<<<<
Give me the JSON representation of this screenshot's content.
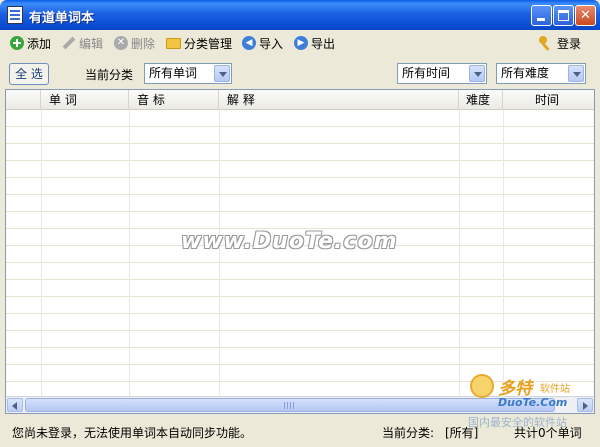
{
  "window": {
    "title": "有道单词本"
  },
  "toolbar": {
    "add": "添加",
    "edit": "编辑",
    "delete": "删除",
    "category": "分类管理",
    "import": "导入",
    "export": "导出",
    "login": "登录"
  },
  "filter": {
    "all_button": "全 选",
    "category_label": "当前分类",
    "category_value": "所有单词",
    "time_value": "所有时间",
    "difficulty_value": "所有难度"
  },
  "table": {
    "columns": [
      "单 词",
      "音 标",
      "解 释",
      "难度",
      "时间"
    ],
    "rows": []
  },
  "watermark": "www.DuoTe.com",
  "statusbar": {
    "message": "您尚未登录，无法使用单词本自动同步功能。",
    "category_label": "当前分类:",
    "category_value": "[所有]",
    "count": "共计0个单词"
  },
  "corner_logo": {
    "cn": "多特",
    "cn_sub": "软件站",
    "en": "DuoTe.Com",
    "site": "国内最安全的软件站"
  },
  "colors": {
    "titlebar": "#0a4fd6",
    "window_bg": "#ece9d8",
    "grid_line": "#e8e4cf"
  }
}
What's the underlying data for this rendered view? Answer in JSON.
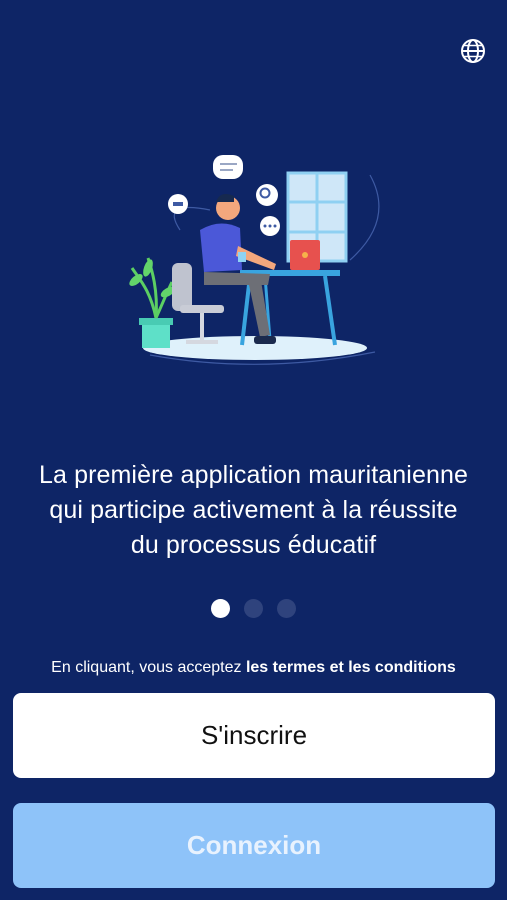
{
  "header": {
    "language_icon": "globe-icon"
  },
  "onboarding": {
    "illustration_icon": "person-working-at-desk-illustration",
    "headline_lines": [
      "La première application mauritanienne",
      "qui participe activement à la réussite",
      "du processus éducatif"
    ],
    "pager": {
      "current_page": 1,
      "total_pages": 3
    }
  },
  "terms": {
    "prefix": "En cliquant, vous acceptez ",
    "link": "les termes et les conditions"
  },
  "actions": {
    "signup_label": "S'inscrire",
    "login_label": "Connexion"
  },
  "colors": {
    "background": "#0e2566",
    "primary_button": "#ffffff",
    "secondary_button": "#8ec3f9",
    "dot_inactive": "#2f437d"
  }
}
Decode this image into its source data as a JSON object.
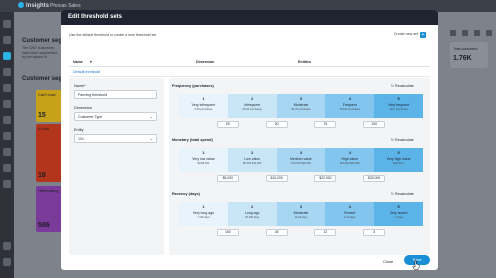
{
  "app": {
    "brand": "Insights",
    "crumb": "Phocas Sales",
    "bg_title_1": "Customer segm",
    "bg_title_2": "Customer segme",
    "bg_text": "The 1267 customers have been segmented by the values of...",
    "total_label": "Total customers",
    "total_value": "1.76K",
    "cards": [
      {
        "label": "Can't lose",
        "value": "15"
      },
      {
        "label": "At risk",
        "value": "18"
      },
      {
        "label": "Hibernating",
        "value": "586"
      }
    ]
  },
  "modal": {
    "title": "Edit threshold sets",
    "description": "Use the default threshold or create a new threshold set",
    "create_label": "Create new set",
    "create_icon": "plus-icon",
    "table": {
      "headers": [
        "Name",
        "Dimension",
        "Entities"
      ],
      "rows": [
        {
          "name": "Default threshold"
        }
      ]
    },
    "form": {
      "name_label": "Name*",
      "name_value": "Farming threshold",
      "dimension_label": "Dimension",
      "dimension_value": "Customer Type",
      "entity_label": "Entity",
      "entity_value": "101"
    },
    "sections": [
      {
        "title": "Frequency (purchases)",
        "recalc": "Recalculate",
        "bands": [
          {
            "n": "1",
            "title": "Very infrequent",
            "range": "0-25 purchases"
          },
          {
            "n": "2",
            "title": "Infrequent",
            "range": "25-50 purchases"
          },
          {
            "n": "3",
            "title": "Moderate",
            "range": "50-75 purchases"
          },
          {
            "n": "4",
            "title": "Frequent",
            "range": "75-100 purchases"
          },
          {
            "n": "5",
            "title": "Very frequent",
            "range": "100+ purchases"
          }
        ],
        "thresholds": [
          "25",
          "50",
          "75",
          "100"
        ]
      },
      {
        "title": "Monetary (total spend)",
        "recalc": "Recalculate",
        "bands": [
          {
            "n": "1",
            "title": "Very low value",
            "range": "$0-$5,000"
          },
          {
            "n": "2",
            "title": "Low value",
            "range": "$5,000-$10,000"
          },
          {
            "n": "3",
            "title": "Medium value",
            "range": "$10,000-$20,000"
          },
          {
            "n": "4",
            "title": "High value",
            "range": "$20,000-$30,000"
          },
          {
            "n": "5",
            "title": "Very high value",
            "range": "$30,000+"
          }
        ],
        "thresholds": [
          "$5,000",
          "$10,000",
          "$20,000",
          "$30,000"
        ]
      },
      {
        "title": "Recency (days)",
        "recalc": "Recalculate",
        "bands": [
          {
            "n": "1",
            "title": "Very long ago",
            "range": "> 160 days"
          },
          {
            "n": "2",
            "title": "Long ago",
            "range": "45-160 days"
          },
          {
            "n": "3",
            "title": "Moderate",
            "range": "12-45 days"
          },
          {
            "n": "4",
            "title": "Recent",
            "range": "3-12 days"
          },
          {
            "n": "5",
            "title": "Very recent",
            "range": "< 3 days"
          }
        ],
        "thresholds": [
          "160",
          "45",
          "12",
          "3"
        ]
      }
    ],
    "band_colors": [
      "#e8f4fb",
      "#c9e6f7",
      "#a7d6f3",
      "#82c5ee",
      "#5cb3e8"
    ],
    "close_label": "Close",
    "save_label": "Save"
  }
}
>>>>
■ **THE EXERCISE**: In the records above, collect each line with "JSON".

■ **TASK ANSWER**:
Give me the JSON representation of this screenshot's content.
What's the underlying data for this rendered view? Answer in JSON.
Decode this image into its source data as a JSON object.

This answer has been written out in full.